What is needed.
Turn everything from the start of the records down to and including the line containing "folder-label: 03 files" into a JSON list of strings, one string per line, with blank lines left out.

Information shown.

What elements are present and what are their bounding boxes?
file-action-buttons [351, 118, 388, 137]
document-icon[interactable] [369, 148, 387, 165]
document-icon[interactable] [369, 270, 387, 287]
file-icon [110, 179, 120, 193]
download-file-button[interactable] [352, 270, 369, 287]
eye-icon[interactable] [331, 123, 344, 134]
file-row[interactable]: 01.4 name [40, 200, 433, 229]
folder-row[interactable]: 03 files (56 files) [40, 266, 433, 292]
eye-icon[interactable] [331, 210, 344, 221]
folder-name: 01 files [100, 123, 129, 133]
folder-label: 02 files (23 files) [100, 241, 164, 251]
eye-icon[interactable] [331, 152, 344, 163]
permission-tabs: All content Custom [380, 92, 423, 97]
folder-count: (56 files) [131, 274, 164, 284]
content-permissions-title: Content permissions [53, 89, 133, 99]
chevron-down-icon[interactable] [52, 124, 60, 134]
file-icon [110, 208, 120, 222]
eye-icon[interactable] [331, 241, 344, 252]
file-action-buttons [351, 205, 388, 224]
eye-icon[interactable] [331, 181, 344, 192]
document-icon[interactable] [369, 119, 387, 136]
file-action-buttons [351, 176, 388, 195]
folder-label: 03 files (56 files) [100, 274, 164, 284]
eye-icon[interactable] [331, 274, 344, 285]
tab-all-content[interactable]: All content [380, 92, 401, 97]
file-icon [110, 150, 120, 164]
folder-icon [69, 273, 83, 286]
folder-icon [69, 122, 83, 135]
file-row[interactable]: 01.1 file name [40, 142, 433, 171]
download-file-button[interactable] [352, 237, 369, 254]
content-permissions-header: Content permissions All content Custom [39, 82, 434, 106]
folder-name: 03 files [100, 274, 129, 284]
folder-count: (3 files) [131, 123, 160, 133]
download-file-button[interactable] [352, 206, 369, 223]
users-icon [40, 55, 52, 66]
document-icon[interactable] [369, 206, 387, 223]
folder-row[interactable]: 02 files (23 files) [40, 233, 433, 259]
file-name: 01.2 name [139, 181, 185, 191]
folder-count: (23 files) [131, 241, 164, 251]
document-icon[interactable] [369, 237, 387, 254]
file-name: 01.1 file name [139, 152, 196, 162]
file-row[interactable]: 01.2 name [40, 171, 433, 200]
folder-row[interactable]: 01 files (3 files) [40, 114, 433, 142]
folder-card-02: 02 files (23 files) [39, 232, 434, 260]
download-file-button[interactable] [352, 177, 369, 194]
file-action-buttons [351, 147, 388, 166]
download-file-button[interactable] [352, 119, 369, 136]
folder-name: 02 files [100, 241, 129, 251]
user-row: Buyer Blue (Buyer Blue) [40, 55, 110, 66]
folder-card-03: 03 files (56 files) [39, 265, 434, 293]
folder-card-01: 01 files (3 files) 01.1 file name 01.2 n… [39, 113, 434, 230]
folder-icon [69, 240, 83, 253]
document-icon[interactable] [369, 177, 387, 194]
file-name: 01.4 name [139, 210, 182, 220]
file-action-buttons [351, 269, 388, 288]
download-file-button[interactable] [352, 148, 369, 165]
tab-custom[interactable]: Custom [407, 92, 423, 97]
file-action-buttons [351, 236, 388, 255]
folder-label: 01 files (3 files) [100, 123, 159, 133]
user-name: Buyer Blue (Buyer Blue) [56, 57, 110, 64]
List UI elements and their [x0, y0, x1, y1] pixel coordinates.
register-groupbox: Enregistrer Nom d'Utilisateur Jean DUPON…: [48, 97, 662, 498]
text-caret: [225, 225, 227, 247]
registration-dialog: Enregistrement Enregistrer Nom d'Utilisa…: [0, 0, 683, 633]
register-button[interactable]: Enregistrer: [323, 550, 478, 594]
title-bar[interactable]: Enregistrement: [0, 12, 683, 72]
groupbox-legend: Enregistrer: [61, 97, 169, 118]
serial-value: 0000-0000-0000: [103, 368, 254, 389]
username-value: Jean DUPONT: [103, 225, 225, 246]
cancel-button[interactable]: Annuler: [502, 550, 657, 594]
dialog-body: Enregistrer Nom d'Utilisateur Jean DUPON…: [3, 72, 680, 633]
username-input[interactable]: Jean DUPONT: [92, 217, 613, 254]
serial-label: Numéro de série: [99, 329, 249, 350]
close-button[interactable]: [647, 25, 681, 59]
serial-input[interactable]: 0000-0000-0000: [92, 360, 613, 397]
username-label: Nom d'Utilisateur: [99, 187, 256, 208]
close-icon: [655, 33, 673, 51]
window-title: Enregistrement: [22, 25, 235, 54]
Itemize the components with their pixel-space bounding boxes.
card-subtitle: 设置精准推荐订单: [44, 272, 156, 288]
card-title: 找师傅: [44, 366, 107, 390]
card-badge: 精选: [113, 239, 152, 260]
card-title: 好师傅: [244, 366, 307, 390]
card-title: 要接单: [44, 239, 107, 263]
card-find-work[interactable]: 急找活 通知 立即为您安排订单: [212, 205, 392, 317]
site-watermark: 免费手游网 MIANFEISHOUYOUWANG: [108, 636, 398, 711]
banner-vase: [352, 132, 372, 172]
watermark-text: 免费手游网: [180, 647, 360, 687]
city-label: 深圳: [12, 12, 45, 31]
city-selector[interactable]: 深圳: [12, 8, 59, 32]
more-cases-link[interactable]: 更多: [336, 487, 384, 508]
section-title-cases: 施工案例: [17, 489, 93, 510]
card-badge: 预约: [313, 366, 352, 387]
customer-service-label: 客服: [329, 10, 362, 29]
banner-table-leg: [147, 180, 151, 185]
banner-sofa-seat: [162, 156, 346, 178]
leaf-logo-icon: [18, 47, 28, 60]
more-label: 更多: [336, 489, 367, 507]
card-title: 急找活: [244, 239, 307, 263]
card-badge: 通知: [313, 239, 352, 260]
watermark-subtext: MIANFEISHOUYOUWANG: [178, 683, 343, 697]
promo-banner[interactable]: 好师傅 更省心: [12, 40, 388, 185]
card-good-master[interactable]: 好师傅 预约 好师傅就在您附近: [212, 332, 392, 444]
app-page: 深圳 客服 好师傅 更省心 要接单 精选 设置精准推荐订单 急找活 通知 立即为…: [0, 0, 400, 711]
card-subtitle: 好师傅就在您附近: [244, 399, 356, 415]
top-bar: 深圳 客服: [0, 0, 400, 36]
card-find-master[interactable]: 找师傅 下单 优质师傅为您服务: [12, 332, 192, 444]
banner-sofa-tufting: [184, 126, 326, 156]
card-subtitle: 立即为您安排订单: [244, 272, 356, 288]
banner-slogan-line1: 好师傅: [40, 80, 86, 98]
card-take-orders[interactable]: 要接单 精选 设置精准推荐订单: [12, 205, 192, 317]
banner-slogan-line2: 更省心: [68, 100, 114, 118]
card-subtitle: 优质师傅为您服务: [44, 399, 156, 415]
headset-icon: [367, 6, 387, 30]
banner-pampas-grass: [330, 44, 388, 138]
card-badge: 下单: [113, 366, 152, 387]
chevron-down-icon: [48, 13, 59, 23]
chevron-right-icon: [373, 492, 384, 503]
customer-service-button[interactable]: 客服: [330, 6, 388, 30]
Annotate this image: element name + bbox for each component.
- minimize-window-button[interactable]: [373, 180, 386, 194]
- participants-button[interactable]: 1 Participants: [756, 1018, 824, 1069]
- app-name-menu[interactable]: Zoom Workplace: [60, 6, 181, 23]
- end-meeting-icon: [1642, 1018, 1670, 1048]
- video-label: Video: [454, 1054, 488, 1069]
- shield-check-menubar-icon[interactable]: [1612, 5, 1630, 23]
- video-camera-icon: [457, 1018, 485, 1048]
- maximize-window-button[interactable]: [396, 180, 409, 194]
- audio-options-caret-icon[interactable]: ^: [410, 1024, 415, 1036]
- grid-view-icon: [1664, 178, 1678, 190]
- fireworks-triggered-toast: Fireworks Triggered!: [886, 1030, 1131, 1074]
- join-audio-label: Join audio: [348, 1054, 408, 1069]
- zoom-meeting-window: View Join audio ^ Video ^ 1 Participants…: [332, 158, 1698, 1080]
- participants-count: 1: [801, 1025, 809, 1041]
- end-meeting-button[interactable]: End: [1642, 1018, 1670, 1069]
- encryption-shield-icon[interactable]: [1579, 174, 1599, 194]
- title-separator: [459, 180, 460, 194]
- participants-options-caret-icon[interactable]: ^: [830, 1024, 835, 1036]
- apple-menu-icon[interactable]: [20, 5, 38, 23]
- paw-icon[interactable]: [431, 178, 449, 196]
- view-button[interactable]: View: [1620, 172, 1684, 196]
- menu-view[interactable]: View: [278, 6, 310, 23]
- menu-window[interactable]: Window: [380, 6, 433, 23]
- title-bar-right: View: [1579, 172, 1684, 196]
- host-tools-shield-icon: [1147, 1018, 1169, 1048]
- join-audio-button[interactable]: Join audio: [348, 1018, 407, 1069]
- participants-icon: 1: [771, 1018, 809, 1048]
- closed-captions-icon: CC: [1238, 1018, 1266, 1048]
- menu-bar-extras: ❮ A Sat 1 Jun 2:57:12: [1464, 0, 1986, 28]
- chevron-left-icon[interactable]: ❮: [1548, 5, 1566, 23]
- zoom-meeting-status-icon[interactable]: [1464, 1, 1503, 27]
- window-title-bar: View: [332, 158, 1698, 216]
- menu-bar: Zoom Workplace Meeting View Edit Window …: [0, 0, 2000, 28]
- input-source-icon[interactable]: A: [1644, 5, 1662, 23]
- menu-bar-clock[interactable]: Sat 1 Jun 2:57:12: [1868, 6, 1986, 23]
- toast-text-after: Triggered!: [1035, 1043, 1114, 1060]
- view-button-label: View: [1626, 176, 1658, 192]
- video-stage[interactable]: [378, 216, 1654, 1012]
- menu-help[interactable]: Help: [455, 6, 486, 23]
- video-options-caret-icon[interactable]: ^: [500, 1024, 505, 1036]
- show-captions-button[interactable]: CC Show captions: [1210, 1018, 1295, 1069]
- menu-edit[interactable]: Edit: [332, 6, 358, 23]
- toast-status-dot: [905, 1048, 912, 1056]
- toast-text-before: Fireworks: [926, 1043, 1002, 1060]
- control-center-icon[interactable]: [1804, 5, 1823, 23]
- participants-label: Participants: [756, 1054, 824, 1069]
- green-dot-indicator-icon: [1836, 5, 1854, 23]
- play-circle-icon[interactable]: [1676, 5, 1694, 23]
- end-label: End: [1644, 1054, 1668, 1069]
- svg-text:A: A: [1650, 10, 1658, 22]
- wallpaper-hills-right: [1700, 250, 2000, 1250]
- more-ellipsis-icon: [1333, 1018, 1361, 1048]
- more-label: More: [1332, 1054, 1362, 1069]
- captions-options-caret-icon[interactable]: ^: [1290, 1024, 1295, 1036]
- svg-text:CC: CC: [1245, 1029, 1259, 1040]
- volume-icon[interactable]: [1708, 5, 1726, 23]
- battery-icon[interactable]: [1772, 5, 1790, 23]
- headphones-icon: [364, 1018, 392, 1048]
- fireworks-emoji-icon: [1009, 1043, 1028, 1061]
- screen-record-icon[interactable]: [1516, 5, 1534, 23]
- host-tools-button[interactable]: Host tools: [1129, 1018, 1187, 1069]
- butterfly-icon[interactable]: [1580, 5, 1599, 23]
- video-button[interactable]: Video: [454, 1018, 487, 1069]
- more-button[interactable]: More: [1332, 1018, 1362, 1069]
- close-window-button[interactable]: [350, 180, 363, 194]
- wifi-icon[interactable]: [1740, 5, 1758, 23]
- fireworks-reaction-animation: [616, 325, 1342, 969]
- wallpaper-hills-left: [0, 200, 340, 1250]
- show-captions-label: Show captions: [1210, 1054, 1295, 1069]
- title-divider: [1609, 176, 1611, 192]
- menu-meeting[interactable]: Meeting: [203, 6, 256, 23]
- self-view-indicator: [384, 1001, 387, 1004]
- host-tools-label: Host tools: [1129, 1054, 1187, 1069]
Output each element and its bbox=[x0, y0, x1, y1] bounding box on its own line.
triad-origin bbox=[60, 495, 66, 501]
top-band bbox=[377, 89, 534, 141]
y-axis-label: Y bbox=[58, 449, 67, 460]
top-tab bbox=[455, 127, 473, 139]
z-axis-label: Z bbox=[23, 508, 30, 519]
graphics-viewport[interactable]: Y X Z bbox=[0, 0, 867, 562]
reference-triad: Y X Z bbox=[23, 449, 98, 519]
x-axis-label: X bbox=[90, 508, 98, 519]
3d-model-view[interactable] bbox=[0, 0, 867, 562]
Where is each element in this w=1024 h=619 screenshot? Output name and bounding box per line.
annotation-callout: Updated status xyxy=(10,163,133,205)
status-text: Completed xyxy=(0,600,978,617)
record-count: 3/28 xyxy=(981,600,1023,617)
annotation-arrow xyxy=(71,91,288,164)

Reply to the exercise.
[
  "What elements are present and what are their bounding boxes?",
  "file-action-buttons [351, 118, 388, 137]",
  "document-icon[interactable] [369, 148, 387, 165]",
  "document-icon[interactable] [369, 270, 387, 287]",
  "file-icon [110, 179, 120, 193]",
  "download-file-button[interactable] [352, 270, 369, 287]",
  "eye-icon[interactable] [331, 123, 344, 134]",
  "file-row[interactable]: 01.4 name [40, 200, 433, 229]",
  "folder-row[interactable]: 03 files (56 files) [40, 266, 433, 292]",
  "eye-icon[interactable] [331, 210, 344, 221]",
  "folder-name: 01 files [100, 123, 129, 133]",
  "folder-label: 02 files (23 files) [100, 241, 164, 251]",
  "eye-icon[interactable] [331, 152, 344, 163]",
  "permission-tabs: All content Custom [380, 92, 423, 97]",
  "folder-count: (56 files) [131, 274, 164, 284]",
  "content-permissions-title: Content permissions [53, 89, 133, 99]",
  "chevron-down-icon[interactable] [52, 124, 60, 134]",
  "file-icon [110, 208, 120, 222]",
  "eye-icon[interactable] [331, 241, 344, 252]",
  "file-action-buttons [351, 205, 388, 224]",
  "eye-icon[interactable] [331, 181, 344, 192]",
  "document-icon[interactable] [369, 119, 387, 136]",
  "file-action-buttons [351, 176, 388, 195]",
  "folder-label: 03 files (56 files) [100, 274, 164, 284]"
]